A different subsection of section 4 of the Act, MCL 432.204(8), establishes the position of Executive Director of the Board, a gubernatorial appointee who serves a six-year term of office and performs those duties assigned by the Board:

The governor shall appoint the executive director of the board to serve a 6-year term. After the effective date of the act that added this subsection, the appointment of the executive director shall require the approval of the senate by a record roll call vote. The executive director shall perform any and all duties that the board shall assign him or her. The executive director shall be reimbursed for all actual and necessary expenses incurred by him or her in discharge of his or her official duties. The executive director shall keep records of all proceedings of the board and shall preserve all records, books, documents, and other papers belonging to the board or entrusted to its care. The executive director shall devote his or her full time to the duties of the office and shall not hold any other office or employment. A vacancy in the position of executive director shall be filled as provided in this subsection for a new 6-year term. [Emphasis added.]

Your first inquiry seeks to resolve whether the six-year term of office for the Executive Director established in MCL 432.204(8) violates the four-year limitation on "[t]erms of office of any board or commission" created or enlarged after the effective date of the 1963 Constitution stated in Const 1963, art 5, 3. That section provides, in its entirety:

The head of each principal department shall be in a single executive unless otherwise provided in this constitution or by law. The single executives heading principal departments shall include a secretary of state, a state treasurer and an attorney general. When a single executive is the head of a principal department, unless elected or appointed as otherwise provided in this constitution, he shall be appointed by the governor by and with the advice and consent of the senate and he shall serve at the pleasure of the governor.

When a board or commission is at the head of a principal department, unless elected or appointed as otherwise provided in this constitution, the members thereof shall be appointed by the governor by and with the advice and consent of the senate. The term of office and procedure for removal of such members shall be as prescribed in this constitution or by law.

Terms of office of any board or commission created or enlarged after the effective date of this constitution shall not exceed four years except as otherwise authorized in this constitution. The terms of office of existing boards and commissions which are longer than four years shall not be further extended except as provided in this constitution. [Emphasis added.]

OAG No 7178 examined art 5, 3 and determined that the above-italicized language in the third paragraph of art 5, 3 applied to limit to four years the statutorily prescribed six-year terms of office of members of the Michigan Historical Commission, whose membership was enlarged after the effective date of Const 1963. Because the Michigan Gaming Control Board was created after the effective date of Const 1963, its members may likewise serve terms of no longer than four years.1  The question then becomes whether, under the Michigan Gaming Control and Revenue Act, the Executive Director is a member of the Michigan Gaming Control Board. If the Executive Director is a member of the Board, his or her term of office may extend no longer than four years, and the six-year term provided for under the Act may not be constitutionally realized, but if the Executive Director is not a member of the Board, then appointment to this office is for the six-year term.

= = = = = = =

REQUIRED TASK 1:
Set down, word for word, the stretch of rows from the first line through the line containing "source-label: 자료:서울외환시장 (435, 480, 581, 502)".
The rows have no connection to the legal opinion above.

= = = = = = =

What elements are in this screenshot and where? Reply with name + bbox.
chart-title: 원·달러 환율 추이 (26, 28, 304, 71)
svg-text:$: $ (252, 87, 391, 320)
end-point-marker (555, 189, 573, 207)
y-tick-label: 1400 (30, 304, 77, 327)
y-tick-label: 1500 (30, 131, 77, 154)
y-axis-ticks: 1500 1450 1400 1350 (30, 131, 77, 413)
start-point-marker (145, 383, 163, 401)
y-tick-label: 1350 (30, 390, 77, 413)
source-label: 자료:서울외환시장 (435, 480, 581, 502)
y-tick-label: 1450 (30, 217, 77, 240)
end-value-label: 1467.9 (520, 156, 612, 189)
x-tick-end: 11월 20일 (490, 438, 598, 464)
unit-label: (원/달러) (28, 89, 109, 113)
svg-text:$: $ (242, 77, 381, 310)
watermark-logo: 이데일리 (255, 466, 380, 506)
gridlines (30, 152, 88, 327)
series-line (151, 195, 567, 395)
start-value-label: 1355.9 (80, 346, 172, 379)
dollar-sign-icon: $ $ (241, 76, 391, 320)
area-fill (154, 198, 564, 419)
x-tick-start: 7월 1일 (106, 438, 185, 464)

= = = = = = =

REQUIRED TASK 2:
Extract, verbatim, the stretch of the legal opinion from "Your first inquiry" through "of the governor.".

FULL ANSWER 1:
What elements are in this screenshot and where? Reply with name + bbox.
chart-title: 원·달러 환율 추이 (26, 28, 304, 71)
svg-text:$: $ (252, 87, 391, 320)
end-point-marker (555, 189, 573, 207)
y-tick-label: 1400 (30, 304, 77, 327)
y-tick-label: 1500 (30, 131, 77, 154)
y-axis-ticks: 1500 1450 1400 1350 (30, 131, 77, 413)
start-point-marker (145, 383, 163, 401)
y-tick-label: 1350 (30, 390, 77, 413)
source-label: 자료:서울외환시장 (435, 480, 581, 502)

FULL ANSWER 2:
Your first inquiry seeks to resolve whether the six-year term of office for the Executive Director established in MCL 432.204(8) violates the four-year limitation on "[t]erms of office of any board or commission" created or enlarged after the effective date of the 1963 Constitution stated in Const 1963, art 5, 3. That section provides, in its entirety:

The head of each principal department shall be in a single executive unless otherwise provided in this constitution or by law. The single executives heading principal departments shall include a secretary of state, a state treasurer and an attorney general. When a single executive is the head of a principal department, unless elected or appointed as otherwise provided in this constitution, he shall be appointed by the governor by and with the advice and consent of the senate and he shall serve at the pleasure of the governor.